# [Goal of the exercise]
Copy out, from the entries below, each line holding the string "lngRow".

# [Data in this exercise]

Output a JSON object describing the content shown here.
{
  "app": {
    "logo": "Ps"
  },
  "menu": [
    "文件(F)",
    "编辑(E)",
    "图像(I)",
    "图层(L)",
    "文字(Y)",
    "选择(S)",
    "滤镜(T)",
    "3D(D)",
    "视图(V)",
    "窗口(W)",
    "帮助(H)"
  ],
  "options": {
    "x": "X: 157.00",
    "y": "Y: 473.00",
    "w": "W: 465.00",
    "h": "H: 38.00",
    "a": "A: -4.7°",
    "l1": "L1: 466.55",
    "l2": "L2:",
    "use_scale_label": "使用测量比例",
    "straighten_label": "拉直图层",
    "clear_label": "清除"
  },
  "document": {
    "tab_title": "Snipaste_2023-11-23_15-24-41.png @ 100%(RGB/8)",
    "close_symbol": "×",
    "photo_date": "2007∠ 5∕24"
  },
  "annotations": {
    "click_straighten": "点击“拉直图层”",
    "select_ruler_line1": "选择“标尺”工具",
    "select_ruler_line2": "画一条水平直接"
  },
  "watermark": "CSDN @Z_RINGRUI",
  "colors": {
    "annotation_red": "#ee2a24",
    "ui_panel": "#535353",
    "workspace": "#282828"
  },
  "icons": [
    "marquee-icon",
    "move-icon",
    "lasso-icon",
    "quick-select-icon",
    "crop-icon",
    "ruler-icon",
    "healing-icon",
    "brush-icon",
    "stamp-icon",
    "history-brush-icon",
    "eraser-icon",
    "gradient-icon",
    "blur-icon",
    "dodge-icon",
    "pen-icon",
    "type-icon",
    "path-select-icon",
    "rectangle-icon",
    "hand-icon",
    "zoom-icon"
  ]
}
==
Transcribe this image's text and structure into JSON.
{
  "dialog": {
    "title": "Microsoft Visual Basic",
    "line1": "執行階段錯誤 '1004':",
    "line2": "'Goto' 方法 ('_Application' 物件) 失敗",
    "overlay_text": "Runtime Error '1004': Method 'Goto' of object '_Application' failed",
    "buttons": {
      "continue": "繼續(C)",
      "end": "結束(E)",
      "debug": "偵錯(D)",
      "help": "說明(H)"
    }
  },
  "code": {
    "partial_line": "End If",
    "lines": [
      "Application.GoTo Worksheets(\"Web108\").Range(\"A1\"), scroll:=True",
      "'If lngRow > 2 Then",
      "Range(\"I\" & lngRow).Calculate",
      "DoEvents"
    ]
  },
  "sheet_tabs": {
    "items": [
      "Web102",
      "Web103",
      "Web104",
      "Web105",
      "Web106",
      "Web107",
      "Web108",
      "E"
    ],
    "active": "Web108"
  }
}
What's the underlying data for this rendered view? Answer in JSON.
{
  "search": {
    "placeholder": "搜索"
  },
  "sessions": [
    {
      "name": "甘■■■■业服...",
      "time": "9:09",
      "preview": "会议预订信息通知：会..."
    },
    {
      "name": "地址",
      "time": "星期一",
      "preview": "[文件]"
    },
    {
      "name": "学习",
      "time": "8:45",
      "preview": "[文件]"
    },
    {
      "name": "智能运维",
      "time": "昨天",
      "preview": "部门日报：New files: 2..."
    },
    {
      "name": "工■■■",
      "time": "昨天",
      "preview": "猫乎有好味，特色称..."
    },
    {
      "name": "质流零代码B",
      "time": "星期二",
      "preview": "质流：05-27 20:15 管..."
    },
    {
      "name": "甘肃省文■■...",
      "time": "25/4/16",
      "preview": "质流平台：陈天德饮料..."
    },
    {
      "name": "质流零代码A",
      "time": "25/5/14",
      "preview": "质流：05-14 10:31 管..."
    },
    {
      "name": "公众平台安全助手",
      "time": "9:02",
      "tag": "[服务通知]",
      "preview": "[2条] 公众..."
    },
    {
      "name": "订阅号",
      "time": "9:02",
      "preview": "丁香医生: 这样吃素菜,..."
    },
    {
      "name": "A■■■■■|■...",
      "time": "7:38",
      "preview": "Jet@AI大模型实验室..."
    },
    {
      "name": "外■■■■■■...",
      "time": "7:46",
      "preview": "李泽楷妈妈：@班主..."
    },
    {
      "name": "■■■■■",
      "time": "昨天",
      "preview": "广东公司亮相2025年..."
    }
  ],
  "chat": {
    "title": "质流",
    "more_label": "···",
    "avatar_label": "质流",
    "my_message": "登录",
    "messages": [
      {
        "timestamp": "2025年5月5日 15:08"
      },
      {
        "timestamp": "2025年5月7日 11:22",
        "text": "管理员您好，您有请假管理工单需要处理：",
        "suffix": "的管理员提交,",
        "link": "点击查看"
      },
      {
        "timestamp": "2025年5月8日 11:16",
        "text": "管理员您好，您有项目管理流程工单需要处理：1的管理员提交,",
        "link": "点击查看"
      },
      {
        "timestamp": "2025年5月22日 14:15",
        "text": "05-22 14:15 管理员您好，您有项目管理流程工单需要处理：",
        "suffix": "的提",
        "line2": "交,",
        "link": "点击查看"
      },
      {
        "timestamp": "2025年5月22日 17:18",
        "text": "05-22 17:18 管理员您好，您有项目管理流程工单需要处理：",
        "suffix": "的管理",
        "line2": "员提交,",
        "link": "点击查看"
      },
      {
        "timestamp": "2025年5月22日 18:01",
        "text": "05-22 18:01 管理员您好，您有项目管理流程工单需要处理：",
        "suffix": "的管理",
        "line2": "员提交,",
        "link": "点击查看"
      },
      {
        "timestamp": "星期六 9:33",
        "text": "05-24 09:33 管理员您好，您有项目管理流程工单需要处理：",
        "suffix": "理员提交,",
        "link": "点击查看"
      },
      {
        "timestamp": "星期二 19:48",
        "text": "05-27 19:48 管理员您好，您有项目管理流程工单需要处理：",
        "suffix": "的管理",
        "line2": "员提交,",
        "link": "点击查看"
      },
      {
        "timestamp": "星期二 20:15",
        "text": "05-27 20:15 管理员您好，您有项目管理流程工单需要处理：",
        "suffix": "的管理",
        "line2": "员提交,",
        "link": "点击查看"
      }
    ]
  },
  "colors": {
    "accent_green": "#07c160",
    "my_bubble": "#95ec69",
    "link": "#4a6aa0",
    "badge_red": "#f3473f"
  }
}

# [Output for this task]
      "'If lngRow > 2 Then",
      "Range(\"I\" & lngRow).Calculate",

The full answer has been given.